**EXERCISE OBJECTIVE:** Exactly repeat all the records below, omitting the images they hold.

**EXERCISE MATERIALS:**
━━━━━━━━━━━━━━━━
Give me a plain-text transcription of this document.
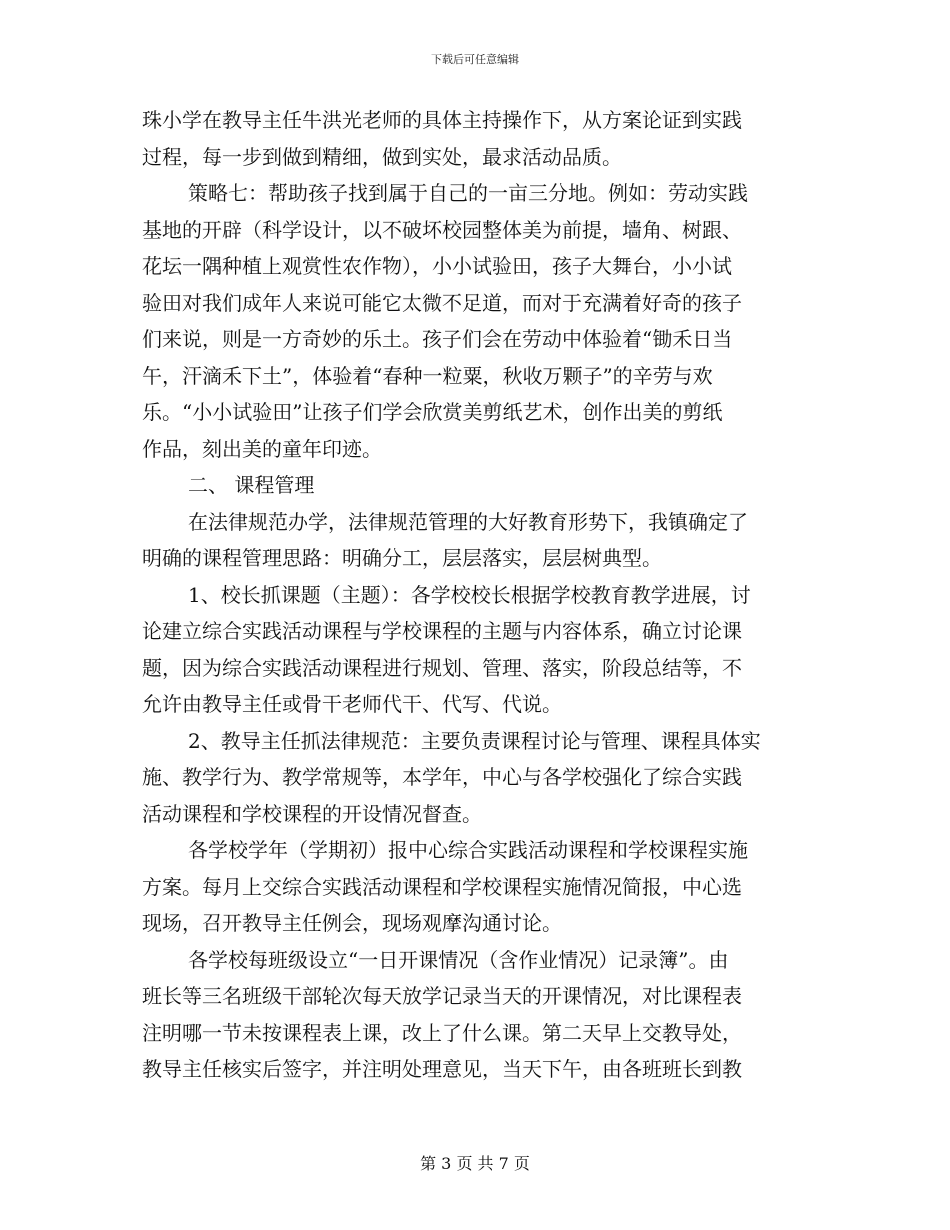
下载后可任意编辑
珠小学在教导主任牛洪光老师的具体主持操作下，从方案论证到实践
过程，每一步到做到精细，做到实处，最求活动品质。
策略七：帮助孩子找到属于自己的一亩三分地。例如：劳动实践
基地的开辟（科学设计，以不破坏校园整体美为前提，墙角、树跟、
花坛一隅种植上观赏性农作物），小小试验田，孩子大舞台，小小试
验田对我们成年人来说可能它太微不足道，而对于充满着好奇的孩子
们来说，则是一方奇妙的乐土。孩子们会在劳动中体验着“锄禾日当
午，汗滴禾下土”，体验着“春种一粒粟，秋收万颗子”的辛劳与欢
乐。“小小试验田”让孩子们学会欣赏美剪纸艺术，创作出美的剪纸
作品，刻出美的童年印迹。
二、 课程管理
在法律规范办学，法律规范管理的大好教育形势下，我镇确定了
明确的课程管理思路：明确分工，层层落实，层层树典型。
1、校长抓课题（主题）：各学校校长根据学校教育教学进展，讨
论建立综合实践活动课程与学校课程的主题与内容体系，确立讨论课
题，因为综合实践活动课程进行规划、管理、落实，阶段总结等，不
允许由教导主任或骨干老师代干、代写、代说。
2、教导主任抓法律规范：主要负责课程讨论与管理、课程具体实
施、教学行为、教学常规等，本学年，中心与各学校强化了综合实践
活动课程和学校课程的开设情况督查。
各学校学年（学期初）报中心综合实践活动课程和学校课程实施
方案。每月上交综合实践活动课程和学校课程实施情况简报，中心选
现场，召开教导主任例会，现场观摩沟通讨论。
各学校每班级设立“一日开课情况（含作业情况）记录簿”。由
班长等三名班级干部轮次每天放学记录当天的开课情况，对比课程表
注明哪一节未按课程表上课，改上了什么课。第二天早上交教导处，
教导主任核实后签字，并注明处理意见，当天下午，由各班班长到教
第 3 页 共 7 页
━━━━━━━━━━━━━━━━
**EXPECTED ANSWER:**
Give me a plain-text transcription of this document.
下载后可任意编辑
珠小学在教导主任牛洪光老师的具体主持操作下，从方案论证到实践
过程，每一步到做到精细，做到实处，最求活动品质。
策略七：帮助孩子找到属于自己的一亩三分地。例如：劳动实践
基地的开辟（科学设计，以不破坏校园整体美为前提，墙角、树跟、
花坛一隅种植上观赏性农作物），小小试验田，孩子大舞台，小小试
验田对我们成年人来说可能它太微不足道，而对于充满着好奇的孩子
们来说，则是一方奇妙的乐土。孩子们会在劳动中体验着“锄禾日当
午，汗滴禾下土”，体验着“春种一粒粟，秋收万颗子”的辛劳与欢
乐。“小小试验田”让孩子们学会欣赏美剪纸艺术，创作出美的剪纸
作品，刻出美的童年印迹。
二、 课程管理
在法律规范办学，法律规范管理的大好教育形势下，我镇确定了
明确的课程管理思路：明确分工，层层落实，层层树典型。
1、校长抓课题（主题）：各学校校长根据学校教育教学进展，讨
论建立综合实践活动课程与学校课程的主题与内容体系，确立讨论课
题，因为综合实践活动课程进行规划、管理、落实，阶段总结等，不
允许由教导主任或骨干老师代干、代写、代说。
2、教导主任抓法律规范：主要负责课程讨论与管理、课程具体实
施、教学行为、教学常规等，本学年，中心与各学校强化了综合实践
活动课程和学校课程的开设情况督查。
各学校学年（学期初）报中心综合实践活动课程和学校课程实施
方案。每月上交综合实践活动课程和学校课程实施情况简报，中心选
现场，召开教导主任例会，现场观摩沟通讨论。
各学校每班级设立“一日开课情况（含作业情况）记录簿”。由
班长等三名班级干部轮次每天放学记录当天的开课情况，对比课程表
注明哪一节未按课程表上课，改上了什么课。第二天早上交教导处，
教导主任核实后签字，并注明处理意见，当天下午，由各班班长到教
第 3 页 共 7 页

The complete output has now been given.